# STATED PROBLEM
Turn each line of the records below into a JSON list of strings, one string per line, and skip any blank lines.

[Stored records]
------------------------
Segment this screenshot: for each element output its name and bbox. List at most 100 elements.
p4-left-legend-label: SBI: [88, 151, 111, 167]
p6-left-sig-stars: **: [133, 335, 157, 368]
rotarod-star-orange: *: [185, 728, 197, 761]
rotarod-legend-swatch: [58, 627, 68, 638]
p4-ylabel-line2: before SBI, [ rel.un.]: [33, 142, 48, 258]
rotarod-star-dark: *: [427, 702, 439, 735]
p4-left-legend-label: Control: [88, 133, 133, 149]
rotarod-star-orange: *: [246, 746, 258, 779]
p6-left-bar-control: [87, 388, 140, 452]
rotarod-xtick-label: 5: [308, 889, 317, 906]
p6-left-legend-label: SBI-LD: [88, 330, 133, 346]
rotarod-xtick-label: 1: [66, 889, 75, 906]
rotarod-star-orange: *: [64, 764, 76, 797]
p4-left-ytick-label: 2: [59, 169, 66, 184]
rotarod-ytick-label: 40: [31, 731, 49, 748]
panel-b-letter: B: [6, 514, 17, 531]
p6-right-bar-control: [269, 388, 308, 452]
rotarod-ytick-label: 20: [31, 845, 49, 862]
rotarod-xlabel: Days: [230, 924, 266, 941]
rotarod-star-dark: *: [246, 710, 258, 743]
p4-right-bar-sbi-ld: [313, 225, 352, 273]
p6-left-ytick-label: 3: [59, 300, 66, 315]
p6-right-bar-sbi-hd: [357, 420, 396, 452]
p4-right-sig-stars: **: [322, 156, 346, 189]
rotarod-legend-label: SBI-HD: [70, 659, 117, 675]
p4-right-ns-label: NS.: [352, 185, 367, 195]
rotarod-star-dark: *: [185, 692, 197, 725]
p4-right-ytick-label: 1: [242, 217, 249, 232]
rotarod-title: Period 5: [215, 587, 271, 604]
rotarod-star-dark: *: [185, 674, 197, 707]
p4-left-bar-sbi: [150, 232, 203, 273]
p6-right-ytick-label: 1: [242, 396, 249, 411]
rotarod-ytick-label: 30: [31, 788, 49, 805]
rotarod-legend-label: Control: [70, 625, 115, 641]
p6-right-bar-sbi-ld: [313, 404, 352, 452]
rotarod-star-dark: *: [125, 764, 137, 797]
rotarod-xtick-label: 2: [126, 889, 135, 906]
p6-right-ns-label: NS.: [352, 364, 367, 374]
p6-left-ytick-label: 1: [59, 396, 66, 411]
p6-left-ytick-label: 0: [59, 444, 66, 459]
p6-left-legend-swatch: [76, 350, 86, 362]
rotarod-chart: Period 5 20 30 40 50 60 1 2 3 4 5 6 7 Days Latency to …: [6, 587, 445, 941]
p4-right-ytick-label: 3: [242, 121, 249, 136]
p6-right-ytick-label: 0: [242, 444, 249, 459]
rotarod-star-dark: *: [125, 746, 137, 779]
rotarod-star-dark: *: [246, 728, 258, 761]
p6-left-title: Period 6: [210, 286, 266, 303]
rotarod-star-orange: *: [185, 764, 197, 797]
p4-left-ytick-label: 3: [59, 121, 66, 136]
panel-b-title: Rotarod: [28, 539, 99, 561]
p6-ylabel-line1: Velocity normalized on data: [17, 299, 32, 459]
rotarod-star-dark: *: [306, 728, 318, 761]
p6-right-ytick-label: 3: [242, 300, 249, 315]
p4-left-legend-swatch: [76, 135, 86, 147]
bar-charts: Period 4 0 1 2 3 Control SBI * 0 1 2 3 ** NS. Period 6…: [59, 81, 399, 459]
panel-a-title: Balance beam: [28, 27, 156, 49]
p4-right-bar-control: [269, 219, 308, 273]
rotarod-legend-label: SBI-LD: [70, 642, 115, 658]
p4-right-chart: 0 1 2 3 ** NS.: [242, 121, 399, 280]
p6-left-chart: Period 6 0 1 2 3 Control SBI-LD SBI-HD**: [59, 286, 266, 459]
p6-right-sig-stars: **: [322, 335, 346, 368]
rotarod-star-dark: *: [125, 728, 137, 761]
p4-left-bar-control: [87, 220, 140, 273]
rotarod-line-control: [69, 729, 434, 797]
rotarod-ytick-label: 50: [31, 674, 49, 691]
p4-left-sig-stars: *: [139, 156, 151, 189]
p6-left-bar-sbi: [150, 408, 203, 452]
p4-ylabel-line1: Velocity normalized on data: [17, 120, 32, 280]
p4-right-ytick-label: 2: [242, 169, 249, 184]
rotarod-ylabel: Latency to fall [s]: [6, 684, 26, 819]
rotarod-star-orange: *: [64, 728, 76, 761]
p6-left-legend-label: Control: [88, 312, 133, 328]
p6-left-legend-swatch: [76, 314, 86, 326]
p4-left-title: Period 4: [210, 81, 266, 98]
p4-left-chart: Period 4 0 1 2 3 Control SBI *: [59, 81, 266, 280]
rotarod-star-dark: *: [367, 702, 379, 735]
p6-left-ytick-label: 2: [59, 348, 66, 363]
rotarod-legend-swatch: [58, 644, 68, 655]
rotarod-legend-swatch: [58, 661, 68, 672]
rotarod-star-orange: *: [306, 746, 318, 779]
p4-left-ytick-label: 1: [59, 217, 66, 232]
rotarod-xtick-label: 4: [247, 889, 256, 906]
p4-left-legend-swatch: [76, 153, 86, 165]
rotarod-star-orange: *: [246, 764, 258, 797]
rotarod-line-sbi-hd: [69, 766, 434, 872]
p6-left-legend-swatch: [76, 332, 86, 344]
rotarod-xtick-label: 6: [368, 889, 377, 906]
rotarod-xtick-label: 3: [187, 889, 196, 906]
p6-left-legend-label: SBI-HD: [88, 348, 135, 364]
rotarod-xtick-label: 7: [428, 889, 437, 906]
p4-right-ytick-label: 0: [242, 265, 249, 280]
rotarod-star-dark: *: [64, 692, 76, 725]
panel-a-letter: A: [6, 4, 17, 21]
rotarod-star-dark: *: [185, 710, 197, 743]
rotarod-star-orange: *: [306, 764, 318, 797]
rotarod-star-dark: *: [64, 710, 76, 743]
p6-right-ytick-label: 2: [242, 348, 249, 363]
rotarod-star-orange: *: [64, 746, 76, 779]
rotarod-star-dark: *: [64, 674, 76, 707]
------------------------
# RESPONSE TO THIS EXERCISE
[
  "Segment this screenshot: for each element output its name and bbox. List at most 100 elements.",
  "p4-left-legend-label: SBI: [88, 151, 111, 167]",
  "p6-left-sig-stars: **: [133, 335, 157, 368]",
  "rotarod-star-orange: *: [185, 728, 197, 761]",
  "rotarod-legend-swatch: [58, 627, 68, 638]",
  "p4-ylabel-line2: before SBI, [ rel.un.]: [33, 142, 48, 258]",
  "rotarod-star-dark: *: [427, 702, 439, 735]",
  "p4-left-legend-label: Control: [88, 133, 133, 149]",
  "rotarod-star-orange: *: [246, 746, 258, 779]",
  "p6-left-bar-control: [87, 388, 140, 452]",
  "rotarod-xtick-label: 5: [308, 889, 317, 906]",
  "p6-left-legend-label: SBI-LD: [88, 330, 133, 346]",
  "rotarod-xtick-label: 1: [66, 889, 75, 906]",
  "rotarod-star-orange: *: [64, 764, 76, 797]",
  "p4-left-ytick-label: 2: [59, 169, 66, 184]",
  "rotarod-ytick-label: 40: [31, 731, 49, 748]",
  "panel-b-letter: B: [6, 514, 17, 531]",
  "p6-right-bar-control: [269, 388, 308, 452]",
  "rotarod-ytick-label: 20: [31, 845, 49, 862]",
  "rotarod-xlabel: Days: [230, 924, 266, 941]",
  "rotarod-star-dark: *: [246, 710, 258, 743]",
  "p4-right-bar-sbi-ld: [313, 225, 352, 273]",
  "p6-left-ytick-label: 3: [59, 300, 66, 315]",
  "p6-right-bar-sbi-hd: [357, 420, 396, 452]",
  "p4-right-sig-stars: **: [322, 156, 346, 189]",
  "rotarod-legend-label: SBI-HD: [70, 659, 117, 675]",
  "p4-right-ns-label: NS.: [352, 185, 367, 195]",
  "rotarod-star-dark: *: [185, 692, 197, 725]",
  "p4-right-ytick-label: 1: [242, 217, 249, 232]",
  "rotarod-title: Period 5: [215, 587, 271, 604]",
  "rotarod-star-dark: *: [185, 674, 197, 707]",
  "p4-left-bar-sbi: [150, 232, 203, 273]",
  "p6-right-ytick-label: 1: [242, 396, 249, 411]",
  "rotarod-ytick-label: 30: [31, 788, 49, 805]",
  "rotarod-legend-label: Control: [70, 625, 115, 641]",
  "p6-right-bar-sbi-ld: [313, 404, 352, 452]",
  "rotarod-star-dark: *: [125, 764, 137, 797]",
  "rotarod-xtick-label: 2: [126, 889, 135, 906]",
  "p6-right-ns-label: NS.: [352, 364, 367, 374]",
  "p6-left-ytick-label: 1: [59, 396, 66, 411]",
  "p6-left-ytick-label: 0: [59, 444, 66, 459]",
  "p6-left-legend-swatch: [76, 350, 86, 362]",
  "rotarod-chart: Period 5 20 30 40 50 60 1 2 3 4 5 6 7 Days Latency to …: [6, 587, 445, 941]",
  "p4-right-ytick-label: 3: [242, 121, 249, 136]",
  "p6-right-ytick-label: 0: [242, 444, 249, 459]",
  "rotarod-star-dark: *: [125, 746, 137, 779]",
  "rotarod-star-dark: *: [246, 728, 258, 761]",
  "p6-left-title: Period 6: [210, 286, 266, 303]",
  "rotarod-star-orange: *: [185, 764, 197, 797]",
  "p4-left-ytick-label: 3: [59, 121, 66, 136]",
  "panel-b-title: Rotarod: [28, 539, 99, 561]",
  "p6-ylabel-line1: Velocity normalized on data: [17, 299, 32, 459]",
  "rotarod-star-dark: *: [306, 728, 318, 761]",
  "p6-right-ytick-label: 3: [242, 300, 249, 315]",
  "p4-left-legend-swatch: [76, 135, 86, 147]",
  "bar-charts: Period 4 0 1 2 3 Control SBI * 0 1 2 3 ** NS. Period 6…: [59, 81, 399, 459]",
  "panel-a-title: Balance beam: [28, 27, 156, 49]",
  "p4-right-bar-control: [269, 219, 308, 273]",
  "rotarod-legend-label: SBI-LD: [70, 642, 115, 658]",
  "p4-right-chart: 0 1 2 3 ** NS.: [242, 121, 399, 280]",
  "p6-left-chart: Period 6 0 1 2 3 Control SBI-LD SBI-HD**: [59, 286, 266, 459]",
  "p6-right-sig-stars: **: [322, 335, 346, 368]",
  "rotarod-star-dark: *: [125, 728, 137, 761]",
  "p4-left-bar-control: [87, 220, 140, 273]",
  "rotarod-line-control: [69, 729, 434, 797]",
  "rotarod-ytick-label: 50: [31, 674, 49, 691]",
  "p4-left-sig-stars: *: [139, 156, 151, 189]",
  "p6-left-bar-sbi: [150, 408, 203, 452]",
  "p4-ylabel-line1: Velocity normalized on data: [17, 120, 32, 280]",
  "p4-right-ytick-label: 2: [242, 169, 249, 184]",
  "rotarod-ylabel: Latency to fall [s]: [6, 684, 26, 819]",
  "rotarod-star-orange: *: [64, 728, 76, 761]",
  "p6-left-legend-label: Control: [88, 312, 133, 328]",
  "p6-left-legend-swatch: [76, 314, 86, 326]",
  "p4-left-title: Period 4: [210, 81, 266, 98]",
  "p4-left-chart: Period 4 0 1 2 3 Control SBI *: [59, 81, 266, 280]",
  "rotarod-star-dark: *: [367, 702, 379, 735]",
  "p6-left-ytick-label: 2: [59, 348, 66, 363]",
  "rotarod-legend-swatch: [58, 644, 68, 655]",
  "rotarod-legend-swatch: [58, 661, 68, 672]",
  "rotarod-star-orange: *: [306, 746, 318, 779]",
  "p4-left-ytick-label: 1: [59, 217, 66, 232]",
  "rotarod-xtick-label: 4: [247, 889, 256, 906]",
  "p4-left-legend-swatch: [76, 153, 86, 165]",
  "rotarod-star-orange: *: [246, 764, 258, 797]",
  "rotarod-line-sbi-hd: [69, 766, 434, 872]",
  "p6-left-legend-swatch: [76, 332, 86, 344]",
  "rotarod-xtick-label: 6: [368, 889, 377, 906]",
  "rotarod-xtick-label: 3: [187, 889, 196, 906]",
  "p6-left-legend-label: SBI-HD: [88, 348, 135, 364]",
  "rotarod-xtick-label: 7: [428, 889, 437, 906]",
  "p4-right-ytick-label: 0: [242, 265, 249, 280]",
  "rotarod-star-dark: *: [64, 692, 76, 725]",
  "panel-a-letter: A: [6, 4, 17, 21]",
  "rotarod-star-dark: *: [185, 710, 197, 743]",
  "rotarod-star-orange: *: [306, 764, 318, 797]",
  "rotarod-star-dark: *: [64, 710, 76, 743]",
  "p6-right-ytick-label: 2: [242, 348, 249, 363]",
  "rotarod-star-orange: *: [64, 746, 76, 779]",
  "rotarod-star-dark: *: [64, 674, 76, 707]"
]